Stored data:
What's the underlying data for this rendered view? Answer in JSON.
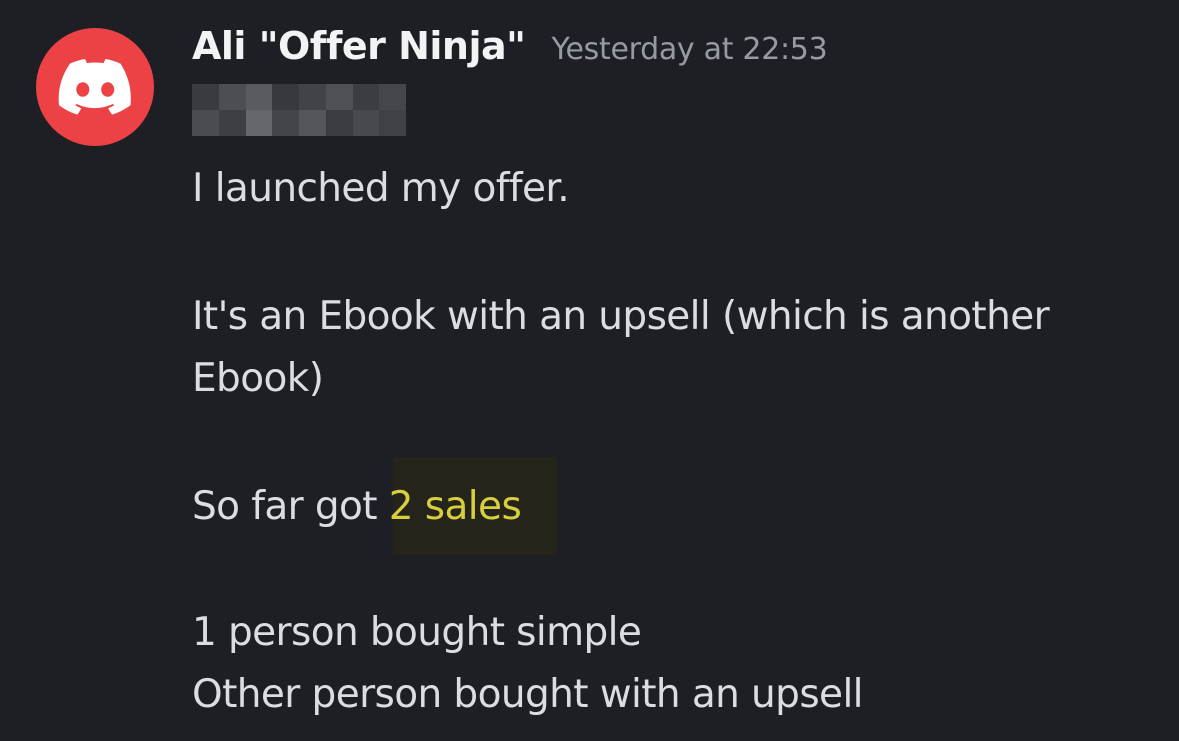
{
  "author": {
    "name": "Ali \"Offer Ninja\"",
    "avatar_icon": "discord-logo-icon",
    "avatar_color": "#ed4245"
  },
  "timestamp": "Yesterday at 22:53",
  "message": {
    "line1": "I launched my offer.",
    "line2": "It's an Ebook with an upsell (which is another",
    "line3": "Ebook)",
    "line4_prefix": "So far got ",
    "line4_highlight": "2 sales",
    "line5": "1 person bought simple",
    "line6": "Other person bought with an upsell"
  },
  "colors": {
    "background": "#1e1f24",
    "text": "#dbdee1",
    "highlight_text": "#d7cf3e",
    "timestamp": "#949ba4"
  }
}
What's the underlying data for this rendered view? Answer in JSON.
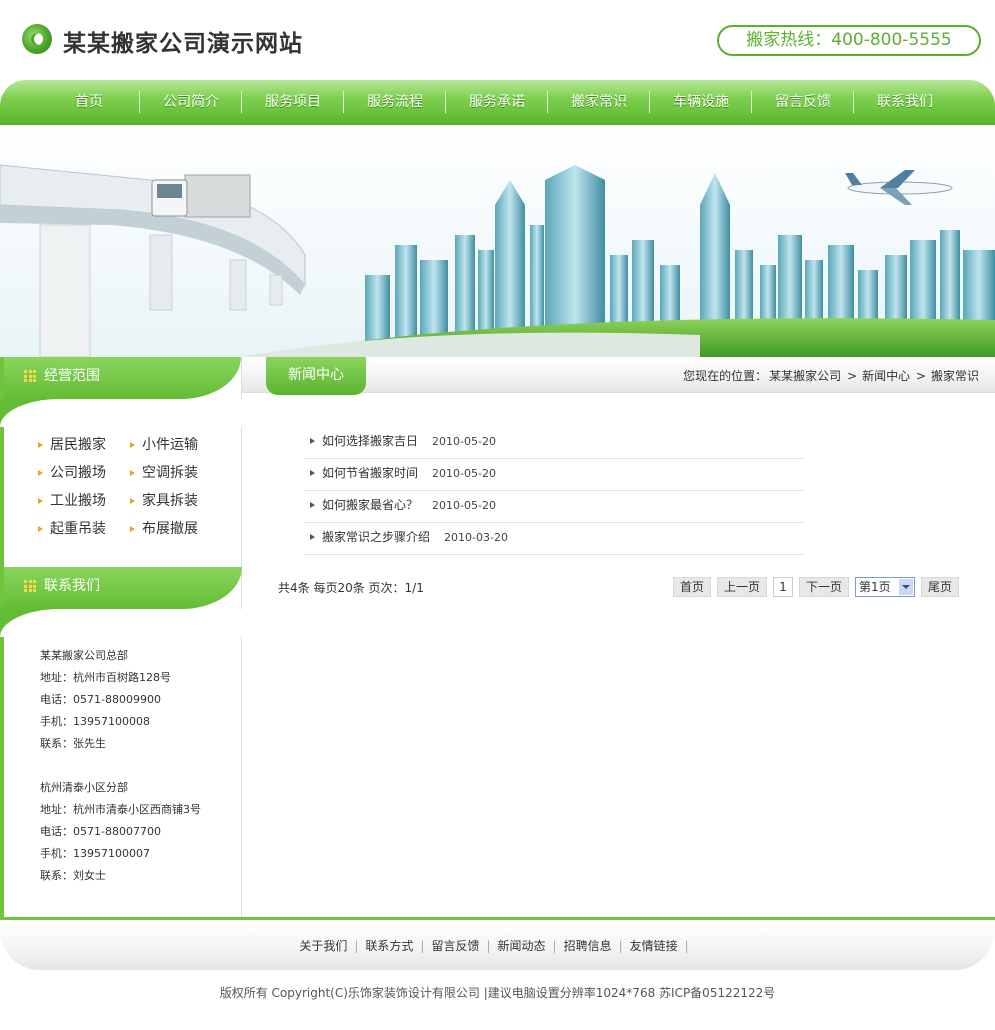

# What is being asked:
Extract the entries in full, exactly as they are, minus the pictures.

# Task response:
What's the underlying data for this rendered view? Answer in JSON.
{
  "author": {
    "name": "Ali \"Offer Ninja\"",
    "avatar_icon": "discord-logo-icon",
    "avatar_color": "#ed4245"
  },
  "timestamp": "Yesterday at 22:53",
  "message": {
    "line1": "I launched my offer.",
    "line2": "It's an Ebook with an upsell (which is another",
    "line3": "Ebook)",
    "line4_prefix": "So far got ",
    "line4_highlight": "2 sales",
    "line5": "1 person bought simple",
    "line6": "Other person bought with an upsell"
  },
  "colors": {
    "background": "#1e1f24",
    "text": "#dbdee1",
    "highlight_text": "#d7cf3e",
    "timestamp": "#949ba4"
  }
}
What's the underlying data for this rendered view? Answer in JSON.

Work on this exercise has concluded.